Data items:
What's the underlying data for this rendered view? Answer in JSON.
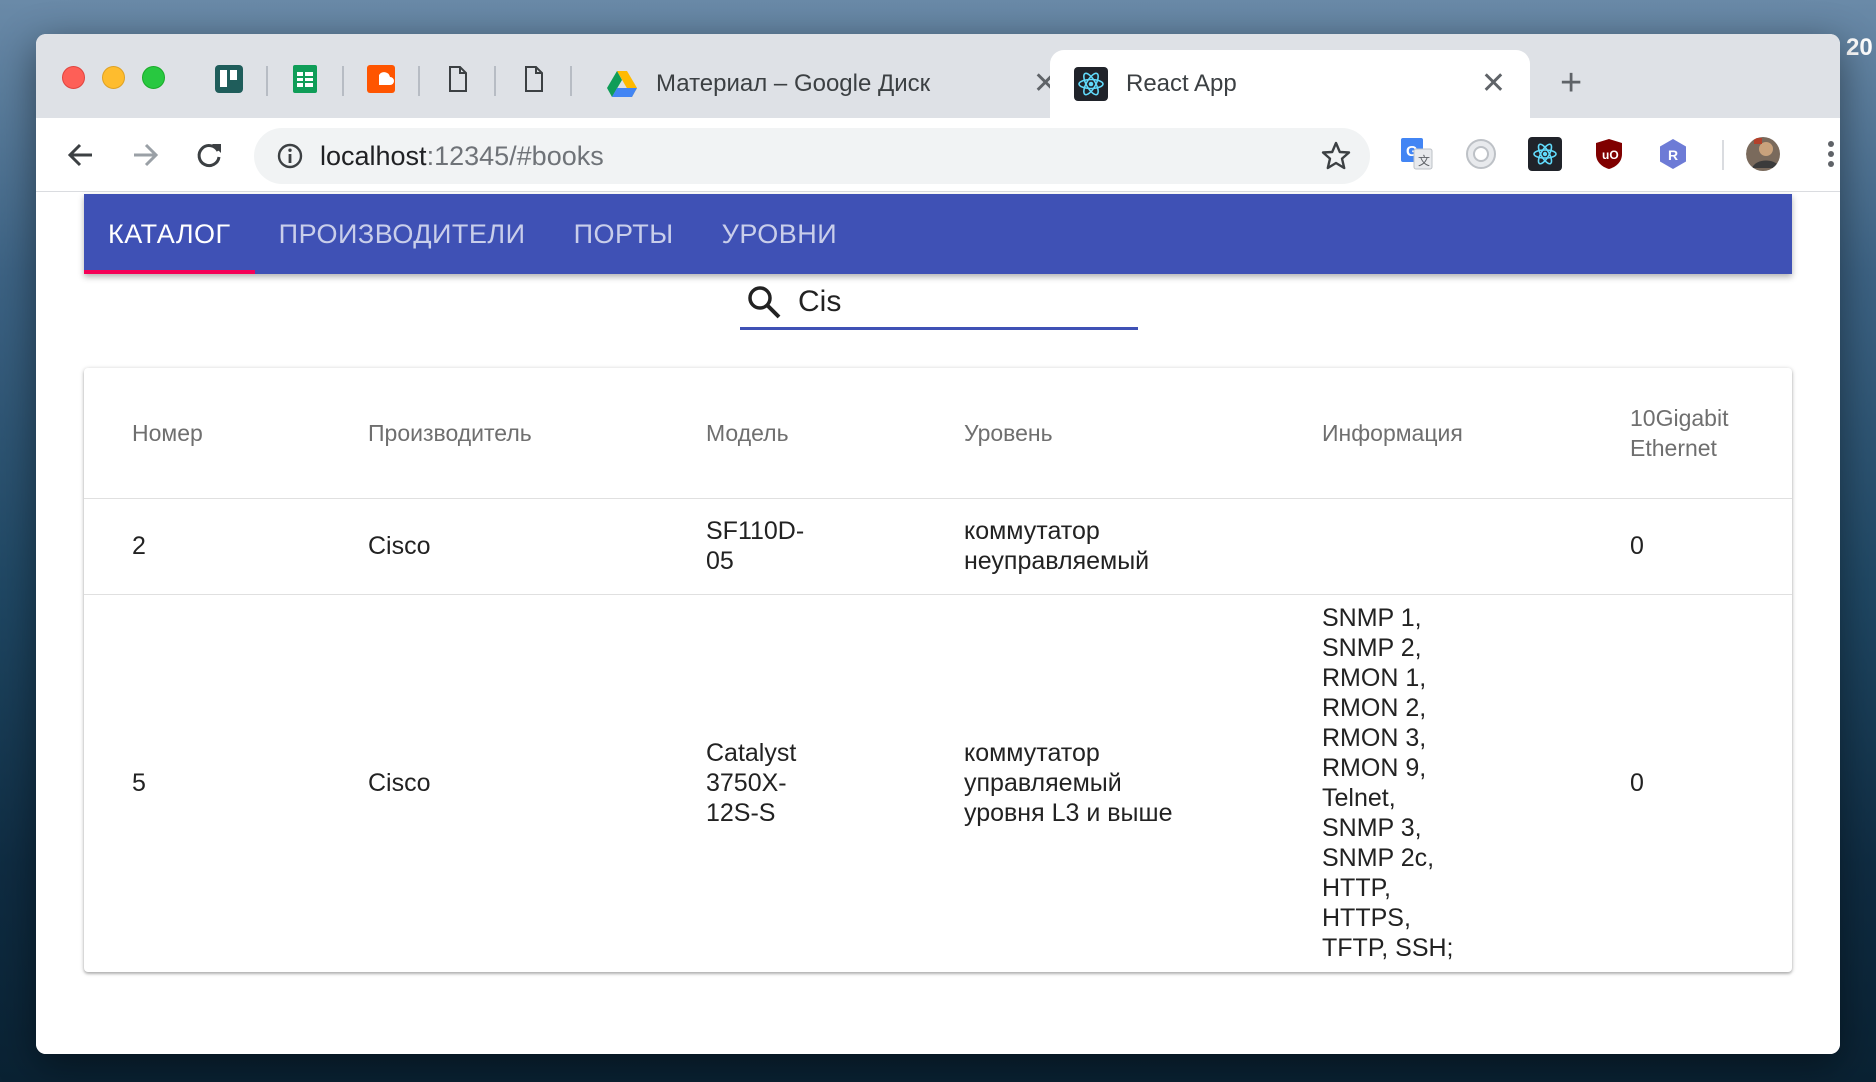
{
  "desktop": {
    "clock_fragment": "20"
  },
  "browser": {
    "tabs": [
      {
        "title": "Материал – Google Диск",
        "close": "✕"
      },
      {
        "title": "React App",
        "close": "✕"
      }
    ],
    "new_tab": "+",
    "url_host": "localhost",
    "url_rest": ":12345/#books"
  },
  "app": {
    "nav_tabs": [
      "КАТАЛОГ",
      "ПРОИЗВОДИТЕЛИ",
      "ПОРТЫ",
      "УРОВНИ"
    ],
    "selected_tab": 0,
    "search": {
      "value": "Cis"
    },
    "table": {
      "headers": [
        "Номер",
        "Производитель",
        "Модель",
        "Уровень",
        "Информация",
        "10Gigabit Ethernet"
      ],
      "rows": [
        {
          "number": "2",
          "manufacturer": "Cisco",
          "model": "SF110D-05",
          "level": "коммутатор неуправляемый",
          "info": "",
          "ten_gig": "0"
        },
        {
          "number": "5",
          "manufacturer": "Cisco",
          "model": "Catalyst 3750X-12S-S",
          "level": "коммутатор управляемый уровня L3 и выше",
          "info": "SNMP 1, SNMP 2, RMON 1, RMON 2, RMON 3, RMON 9, Telnet, SNMP 3, SNMP 2c, HTTP, HTTPS, TFTP, SSH;",
          "ten_gig": "0"
        }
      ]
    }
  },
  "colors": {
    "appbar": "#3f51b5",
    "indicator": "#f50057",
    "tabstrip": "#dee1e6"
  }
}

_Instructions to follow:_ Each entry above is to be written out again unchanged, apart from the pictures, which are left out.

_Result of the exercise:_
What's the underlying data for this rendered view? Answer in JSON.
{
  "desktop": {
    "clock_fragment": "20"
  },
  "browser": {
    "tabs": [
      {
        "title": "Материал – Google Диск",
        "close": "✕"
      },
      {
        "title": "React App",
        "close": "✕"
      }
    ],
    "new_tab": "+",
    "url_host": "localhost",
    "url_rest": ":12345/#books"
  },
  "app": {
    "nav_tabs": [
      "КАТАЛОГ",
      "ПРОИЗВОДИТЕЛИ",
      "ПОРТЫ",
      "УРОВНИ"
    ],
    "selected_tab": 0,
    "search": {
      "value": "Cis"
    },
    "table": {
      "headers": [
        "Номер",
        "Производитель",
        "Модель",
        "Уровень",
        "Информация",
        "10Gigabit Ethernet"
      ],
      "rows": [
        {
          "number": "2",
          "manufacturer": "Cisco",
          "model": "SF110D-05",
          "level": "коммутатор неуправляемый",
          "info": "",
          "ten_gig": "0"
        },
        {
          "number": "5",
          "manufacturer": "Cisco",
          "model": "Catalyst 3750X-12S-S",
          "level": "коммутатор управляемый уровня L3 и выше",
          "info": "SNMP 1, SNMP 2, RMON 1, RMON 2, RMON 3, RMON 9, Telnet, SNMP 3, SNMP 2c, HTTP, HTTPS, TFTP, SSH;",
          "ten_gig": "0"
        }
      ]
    }
  },
  "colors": {
    "appbar": "#3f51b5",
    "indicator": "#f50057",
    "tabstrip": "#dee1e6"
  }
}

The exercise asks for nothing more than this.